* START Stored data *

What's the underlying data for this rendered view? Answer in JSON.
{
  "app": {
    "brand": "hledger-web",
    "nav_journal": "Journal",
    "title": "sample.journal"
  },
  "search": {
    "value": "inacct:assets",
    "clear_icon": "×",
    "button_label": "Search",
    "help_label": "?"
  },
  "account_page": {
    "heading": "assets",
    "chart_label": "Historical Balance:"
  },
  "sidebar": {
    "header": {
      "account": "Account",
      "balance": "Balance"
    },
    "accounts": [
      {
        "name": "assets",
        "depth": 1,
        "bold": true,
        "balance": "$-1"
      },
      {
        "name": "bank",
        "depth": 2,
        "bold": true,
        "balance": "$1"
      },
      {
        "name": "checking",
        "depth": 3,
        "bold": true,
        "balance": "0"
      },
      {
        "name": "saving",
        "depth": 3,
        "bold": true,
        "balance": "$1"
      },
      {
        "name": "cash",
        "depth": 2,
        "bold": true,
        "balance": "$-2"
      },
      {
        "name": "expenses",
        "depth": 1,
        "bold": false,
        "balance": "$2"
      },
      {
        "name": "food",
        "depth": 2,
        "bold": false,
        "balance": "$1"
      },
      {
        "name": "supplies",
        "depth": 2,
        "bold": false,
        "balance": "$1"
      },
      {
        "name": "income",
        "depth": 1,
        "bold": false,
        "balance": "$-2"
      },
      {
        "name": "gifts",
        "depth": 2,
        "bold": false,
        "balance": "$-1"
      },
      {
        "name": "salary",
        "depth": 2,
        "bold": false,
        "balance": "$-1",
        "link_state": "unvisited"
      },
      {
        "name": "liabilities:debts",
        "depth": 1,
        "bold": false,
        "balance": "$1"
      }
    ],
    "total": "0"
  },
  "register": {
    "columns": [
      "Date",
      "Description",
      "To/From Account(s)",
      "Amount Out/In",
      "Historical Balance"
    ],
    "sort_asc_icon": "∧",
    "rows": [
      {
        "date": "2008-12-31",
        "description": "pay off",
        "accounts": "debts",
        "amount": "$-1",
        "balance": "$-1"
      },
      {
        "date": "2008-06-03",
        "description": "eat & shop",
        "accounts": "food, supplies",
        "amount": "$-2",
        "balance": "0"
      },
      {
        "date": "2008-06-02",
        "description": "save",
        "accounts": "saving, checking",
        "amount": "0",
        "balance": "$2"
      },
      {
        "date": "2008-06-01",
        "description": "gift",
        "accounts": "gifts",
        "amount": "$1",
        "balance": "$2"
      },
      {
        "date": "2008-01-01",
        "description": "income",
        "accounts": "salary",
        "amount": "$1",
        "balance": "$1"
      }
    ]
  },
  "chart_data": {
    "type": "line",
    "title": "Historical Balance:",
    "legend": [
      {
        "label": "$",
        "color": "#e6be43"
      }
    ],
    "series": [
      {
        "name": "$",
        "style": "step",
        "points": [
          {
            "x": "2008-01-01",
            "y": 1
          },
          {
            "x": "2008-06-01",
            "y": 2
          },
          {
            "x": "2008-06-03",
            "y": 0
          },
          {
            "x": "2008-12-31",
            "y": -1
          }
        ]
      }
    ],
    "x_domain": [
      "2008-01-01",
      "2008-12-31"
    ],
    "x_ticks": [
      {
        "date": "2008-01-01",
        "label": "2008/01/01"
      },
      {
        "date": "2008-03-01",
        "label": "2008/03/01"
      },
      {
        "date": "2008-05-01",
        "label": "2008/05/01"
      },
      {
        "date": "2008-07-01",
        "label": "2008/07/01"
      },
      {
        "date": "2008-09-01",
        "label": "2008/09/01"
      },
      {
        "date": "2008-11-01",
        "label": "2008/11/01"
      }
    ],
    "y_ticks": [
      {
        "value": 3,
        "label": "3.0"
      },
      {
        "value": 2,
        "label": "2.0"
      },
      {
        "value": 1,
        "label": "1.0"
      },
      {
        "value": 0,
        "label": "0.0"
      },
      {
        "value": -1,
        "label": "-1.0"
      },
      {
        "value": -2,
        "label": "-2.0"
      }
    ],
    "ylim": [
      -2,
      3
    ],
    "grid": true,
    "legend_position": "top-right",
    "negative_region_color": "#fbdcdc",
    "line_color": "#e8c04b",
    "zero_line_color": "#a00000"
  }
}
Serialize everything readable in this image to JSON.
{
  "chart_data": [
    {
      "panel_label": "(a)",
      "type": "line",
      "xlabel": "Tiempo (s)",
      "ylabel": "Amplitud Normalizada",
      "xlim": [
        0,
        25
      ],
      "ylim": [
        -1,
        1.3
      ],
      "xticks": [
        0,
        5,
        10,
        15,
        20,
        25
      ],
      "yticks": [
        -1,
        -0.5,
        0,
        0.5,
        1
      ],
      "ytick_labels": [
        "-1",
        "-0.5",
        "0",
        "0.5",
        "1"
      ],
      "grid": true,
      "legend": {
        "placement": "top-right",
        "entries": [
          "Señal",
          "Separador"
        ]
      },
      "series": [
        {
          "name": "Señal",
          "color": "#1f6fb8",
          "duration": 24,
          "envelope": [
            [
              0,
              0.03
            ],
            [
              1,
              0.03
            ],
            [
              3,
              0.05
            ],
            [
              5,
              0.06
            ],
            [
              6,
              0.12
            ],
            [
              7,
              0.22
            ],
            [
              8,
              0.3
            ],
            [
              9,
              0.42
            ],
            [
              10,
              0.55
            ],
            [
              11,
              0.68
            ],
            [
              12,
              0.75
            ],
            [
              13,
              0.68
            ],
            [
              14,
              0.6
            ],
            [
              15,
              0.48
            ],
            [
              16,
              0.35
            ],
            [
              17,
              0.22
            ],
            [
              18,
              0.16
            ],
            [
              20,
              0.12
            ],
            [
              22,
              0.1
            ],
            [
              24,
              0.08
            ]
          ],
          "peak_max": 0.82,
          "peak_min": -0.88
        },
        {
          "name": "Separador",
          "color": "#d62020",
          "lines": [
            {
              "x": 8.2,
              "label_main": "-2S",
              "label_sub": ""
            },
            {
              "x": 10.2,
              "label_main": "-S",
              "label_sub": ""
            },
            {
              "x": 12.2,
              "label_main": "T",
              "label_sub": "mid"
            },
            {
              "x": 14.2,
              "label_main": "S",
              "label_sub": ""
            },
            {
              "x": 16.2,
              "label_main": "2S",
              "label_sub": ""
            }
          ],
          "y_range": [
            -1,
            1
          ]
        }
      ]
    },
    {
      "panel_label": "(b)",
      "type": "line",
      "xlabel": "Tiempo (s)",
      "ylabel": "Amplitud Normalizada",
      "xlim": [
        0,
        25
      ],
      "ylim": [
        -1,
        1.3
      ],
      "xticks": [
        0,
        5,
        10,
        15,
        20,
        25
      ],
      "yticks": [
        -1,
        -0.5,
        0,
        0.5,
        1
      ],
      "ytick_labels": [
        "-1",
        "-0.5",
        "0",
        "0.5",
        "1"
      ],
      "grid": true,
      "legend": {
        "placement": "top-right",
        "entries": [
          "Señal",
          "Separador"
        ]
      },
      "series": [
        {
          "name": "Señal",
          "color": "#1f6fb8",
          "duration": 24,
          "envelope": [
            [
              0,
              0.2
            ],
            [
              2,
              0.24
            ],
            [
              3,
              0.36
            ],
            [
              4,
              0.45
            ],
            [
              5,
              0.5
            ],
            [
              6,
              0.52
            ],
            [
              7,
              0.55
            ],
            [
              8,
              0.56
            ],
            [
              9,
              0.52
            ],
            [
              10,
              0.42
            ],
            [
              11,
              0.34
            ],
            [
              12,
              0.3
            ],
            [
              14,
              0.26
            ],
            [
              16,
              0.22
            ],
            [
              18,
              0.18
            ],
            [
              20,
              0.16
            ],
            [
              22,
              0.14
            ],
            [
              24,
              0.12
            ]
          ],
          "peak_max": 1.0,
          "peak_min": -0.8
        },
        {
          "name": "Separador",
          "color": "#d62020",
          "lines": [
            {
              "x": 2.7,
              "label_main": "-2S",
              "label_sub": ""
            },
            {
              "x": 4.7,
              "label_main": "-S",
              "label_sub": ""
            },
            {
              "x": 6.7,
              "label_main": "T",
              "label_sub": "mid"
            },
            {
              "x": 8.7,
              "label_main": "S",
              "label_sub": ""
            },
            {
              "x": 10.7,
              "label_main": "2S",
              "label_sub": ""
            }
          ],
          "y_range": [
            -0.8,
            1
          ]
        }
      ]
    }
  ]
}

* END Stored data *

> **What you need to do**
Determine how many lines in the listing above hold the word "assets", answering with the number only.

> **Output of the exercise**
3